Data entries
::::::

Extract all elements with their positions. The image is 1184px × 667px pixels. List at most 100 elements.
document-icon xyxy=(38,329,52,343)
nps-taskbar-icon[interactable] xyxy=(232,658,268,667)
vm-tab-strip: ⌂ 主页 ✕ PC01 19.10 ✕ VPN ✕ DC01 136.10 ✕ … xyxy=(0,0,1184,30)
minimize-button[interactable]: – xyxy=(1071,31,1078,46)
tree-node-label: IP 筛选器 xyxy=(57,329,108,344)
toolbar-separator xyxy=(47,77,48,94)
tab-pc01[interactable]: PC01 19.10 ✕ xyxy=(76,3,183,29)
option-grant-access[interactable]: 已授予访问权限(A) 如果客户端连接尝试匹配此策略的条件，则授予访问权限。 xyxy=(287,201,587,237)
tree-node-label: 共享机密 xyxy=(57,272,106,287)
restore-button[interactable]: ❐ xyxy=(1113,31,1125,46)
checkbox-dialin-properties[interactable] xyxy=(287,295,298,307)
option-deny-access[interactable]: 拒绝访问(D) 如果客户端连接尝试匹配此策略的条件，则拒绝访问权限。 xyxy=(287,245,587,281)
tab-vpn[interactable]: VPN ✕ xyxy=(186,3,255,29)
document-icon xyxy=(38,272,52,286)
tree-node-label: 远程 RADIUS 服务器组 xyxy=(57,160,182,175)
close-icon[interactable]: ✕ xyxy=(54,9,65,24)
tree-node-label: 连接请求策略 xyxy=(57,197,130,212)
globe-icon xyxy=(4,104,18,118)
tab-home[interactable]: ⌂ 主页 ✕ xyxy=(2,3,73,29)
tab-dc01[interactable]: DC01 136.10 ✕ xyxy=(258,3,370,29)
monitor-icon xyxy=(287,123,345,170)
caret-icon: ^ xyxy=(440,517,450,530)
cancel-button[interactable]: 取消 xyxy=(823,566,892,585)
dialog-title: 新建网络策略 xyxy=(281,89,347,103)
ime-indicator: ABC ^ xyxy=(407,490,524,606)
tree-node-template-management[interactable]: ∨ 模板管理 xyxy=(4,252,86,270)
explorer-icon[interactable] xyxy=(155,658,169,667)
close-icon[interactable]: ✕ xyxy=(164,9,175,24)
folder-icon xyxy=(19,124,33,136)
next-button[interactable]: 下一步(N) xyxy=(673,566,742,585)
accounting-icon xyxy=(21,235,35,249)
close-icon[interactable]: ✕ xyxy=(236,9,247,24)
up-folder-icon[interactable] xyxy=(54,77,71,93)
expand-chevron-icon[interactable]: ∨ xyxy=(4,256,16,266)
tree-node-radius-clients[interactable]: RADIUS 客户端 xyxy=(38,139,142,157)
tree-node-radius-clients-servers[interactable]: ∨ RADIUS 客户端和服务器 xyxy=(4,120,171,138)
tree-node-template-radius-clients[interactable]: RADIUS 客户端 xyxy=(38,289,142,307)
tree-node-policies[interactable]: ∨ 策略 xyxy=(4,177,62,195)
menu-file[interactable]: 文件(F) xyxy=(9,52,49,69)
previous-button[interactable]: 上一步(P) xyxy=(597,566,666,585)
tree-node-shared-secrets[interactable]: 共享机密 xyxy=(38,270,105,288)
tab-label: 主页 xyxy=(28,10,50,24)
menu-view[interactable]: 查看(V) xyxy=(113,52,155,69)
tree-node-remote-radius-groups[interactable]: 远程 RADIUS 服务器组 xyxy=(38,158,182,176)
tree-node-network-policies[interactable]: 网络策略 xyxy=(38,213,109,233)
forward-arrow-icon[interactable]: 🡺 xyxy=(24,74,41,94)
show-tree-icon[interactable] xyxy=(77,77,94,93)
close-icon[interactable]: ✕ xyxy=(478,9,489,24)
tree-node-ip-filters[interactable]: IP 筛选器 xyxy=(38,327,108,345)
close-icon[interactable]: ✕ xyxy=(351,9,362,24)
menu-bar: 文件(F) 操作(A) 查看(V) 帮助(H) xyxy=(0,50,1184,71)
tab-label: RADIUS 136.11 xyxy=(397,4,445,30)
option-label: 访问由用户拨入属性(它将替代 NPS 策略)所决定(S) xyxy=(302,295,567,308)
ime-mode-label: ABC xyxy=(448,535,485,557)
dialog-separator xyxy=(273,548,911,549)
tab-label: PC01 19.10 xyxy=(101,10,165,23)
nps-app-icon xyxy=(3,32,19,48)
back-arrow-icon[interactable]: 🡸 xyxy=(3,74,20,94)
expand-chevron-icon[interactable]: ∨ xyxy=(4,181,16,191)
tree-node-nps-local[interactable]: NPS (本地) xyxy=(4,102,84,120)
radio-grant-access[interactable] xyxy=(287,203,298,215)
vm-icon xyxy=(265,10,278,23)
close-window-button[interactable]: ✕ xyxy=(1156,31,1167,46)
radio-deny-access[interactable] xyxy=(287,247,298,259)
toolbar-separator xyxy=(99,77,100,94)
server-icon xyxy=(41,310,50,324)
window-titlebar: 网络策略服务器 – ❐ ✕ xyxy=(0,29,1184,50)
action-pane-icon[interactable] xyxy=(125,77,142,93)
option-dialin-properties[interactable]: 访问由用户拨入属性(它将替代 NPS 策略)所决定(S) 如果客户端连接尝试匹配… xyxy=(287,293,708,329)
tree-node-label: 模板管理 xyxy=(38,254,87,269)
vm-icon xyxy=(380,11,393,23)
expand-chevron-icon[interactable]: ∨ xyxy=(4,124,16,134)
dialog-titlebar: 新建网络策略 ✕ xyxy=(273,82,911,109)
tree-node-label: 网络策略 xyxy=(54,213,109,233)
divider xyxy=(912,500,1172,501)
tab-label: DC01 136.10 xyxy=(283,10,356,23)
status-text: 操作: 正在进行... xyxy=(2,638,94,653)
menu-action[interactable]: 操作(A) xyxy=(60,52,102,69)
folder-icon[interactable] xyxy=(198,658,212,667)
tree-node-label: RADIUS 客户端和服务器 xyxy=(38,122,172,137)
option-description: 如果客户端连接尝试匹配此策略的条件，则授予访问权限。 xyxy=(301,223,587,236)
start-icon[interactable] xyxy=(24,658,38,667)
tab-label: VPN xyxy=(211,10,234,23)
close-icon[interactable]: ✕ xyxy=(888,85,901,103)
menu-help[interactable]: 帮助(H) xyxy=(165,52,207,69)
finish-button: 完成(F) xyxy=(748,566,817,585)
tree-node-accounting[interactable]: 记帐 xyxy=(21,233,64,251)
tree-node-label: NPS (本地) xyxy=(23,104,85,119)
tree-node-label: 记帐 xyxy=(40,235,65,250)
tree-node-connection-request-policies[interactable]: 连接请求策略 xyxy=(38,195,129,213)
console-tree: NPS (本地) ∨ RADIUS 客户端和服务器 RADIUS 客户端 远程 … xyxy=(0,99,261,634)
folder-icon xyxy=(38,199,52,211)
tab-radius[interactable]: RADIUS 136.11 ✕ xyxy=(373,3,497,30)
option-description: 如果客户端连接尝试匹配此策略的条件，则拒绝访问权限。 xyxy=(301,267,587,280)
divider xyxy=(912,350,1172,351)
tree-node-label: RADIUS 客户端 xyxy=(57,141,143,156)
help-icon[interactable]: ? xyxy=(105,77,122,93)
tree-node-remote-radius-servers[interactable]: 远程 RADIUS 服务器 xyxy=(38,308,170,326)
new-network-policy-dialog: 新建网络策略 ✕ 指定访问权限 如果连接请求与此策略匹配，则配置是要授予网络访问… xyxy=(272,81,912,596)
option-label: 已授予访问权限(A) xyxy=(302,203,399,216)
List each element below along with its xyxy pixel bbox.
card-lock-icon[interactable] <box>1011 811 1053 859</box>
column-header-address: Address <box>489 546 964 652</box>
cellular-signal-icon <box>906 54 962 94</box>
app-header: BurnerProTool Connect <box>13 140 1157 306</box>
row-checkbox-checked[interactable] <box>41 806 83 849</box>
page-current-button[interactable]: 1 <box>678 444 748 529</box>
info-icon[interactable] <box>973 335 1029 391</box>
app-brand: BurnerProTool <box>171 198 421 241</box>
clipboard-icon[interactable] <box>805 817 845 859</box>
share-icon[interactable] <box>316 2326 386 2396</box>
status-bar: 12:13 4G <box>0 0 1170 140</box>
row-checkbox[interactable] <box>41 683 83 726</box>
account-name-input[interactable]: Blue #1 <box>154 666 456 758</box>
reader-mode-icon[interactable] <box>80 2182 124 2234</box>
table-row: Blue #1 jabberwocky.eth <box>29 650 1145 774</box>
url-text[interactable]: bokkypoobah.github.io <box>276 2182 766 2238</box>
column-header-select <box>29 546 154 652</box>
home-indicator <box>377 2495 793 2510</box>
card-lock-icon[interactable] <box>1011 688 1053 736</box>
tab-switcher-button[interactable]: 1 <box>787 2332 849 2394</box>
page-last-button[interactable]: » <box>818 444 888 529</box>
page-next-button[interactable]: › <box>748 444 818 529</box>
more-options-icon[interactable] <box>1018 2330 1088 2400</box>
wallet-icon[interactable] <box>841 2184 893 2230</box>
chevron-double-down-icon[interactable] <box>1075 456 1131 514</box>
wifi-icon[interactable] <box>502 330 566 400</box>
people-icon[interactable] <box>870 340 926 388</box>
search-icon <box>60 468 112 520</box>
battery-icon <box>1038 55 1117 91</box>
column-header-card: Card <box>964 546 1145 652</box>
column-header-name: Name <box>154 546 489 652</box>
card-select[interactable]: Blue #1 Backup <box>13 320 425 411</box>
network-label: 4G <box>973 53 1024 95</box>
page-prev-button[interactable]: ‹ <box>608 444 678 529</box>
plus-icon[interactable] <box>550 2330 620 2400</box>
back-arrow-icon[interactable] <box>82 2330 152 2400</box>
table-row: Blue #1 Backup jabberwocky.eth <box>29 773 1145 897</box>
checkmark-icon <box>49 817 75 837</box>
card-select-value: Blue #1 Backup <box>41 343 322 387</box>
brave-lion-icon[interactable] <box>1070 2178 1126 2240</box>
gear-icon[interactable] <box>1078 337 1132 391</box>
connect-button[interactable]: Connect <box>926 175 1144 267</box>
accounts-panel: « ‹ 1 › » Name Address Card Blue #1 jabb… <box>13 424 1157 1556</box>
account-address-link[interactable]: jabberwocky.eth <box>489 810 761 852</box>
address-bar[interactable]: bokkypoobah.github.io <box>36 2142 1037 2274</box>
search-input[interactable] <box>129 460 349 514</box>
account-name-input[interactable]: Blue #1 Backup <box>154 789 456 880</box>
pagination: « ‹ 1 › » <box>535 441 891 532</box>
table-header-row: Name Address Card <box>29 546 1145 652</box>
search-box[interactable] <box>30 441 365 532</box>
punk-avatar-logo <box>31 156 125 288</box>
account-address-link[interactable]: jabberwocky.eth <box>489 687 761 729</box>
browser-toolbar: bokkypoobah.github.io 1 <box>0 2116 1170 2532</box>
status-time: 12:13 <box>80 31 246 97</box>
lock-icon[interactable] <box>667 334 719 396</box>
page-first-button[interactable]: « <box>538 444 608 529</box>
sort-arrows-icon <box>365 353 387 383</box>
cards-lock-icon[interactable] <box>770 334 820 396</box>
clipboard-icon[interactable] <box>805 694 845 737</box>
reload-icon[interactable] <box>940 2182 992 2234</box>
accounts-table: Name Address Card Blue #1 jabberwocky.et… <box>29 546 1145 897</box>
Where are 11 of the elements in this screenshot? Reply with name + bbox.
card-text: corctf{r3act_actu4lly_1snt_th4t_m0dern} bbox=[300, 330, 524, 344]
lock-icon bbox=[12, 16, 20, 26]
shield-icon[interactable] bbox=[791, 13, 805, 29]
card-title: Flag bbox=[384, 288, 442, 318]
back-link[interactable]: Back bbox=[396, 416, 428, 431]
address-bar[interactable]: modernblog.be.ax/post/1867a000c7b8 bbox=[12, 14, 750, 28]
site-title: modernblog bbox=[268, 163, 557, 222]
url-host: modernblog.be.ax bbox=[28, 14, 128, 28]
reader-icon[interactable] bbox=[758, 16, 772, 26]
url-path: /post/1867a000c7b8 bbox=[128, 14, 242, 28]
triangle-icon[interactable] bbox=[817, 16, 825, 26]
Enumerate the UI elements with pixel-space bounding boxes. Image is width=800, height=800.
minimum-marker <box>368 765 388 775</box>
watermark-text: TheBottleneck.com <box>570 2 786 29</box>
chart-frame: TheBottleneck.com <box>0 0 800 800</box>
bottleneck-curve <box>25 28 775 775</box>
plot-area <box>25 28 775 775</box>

::::::

| STATED PROBLEM |
Lay out the stretch of the data entries from their first line through the line containing "nps-taskbar-icon[interactable] xyxy=(232,658,268,667)" as a numbered list, leaving out any blank lines.

| EXERCISE SOLUTION |
1. Extract all elements with their positions. The image is 1184px × 667px pixels. List at most 100 elements.
2. document-icon xyxy=(38,329,52,343)
3. nps-taskbar-icon[interactable] xyxy=(232,658,268,667)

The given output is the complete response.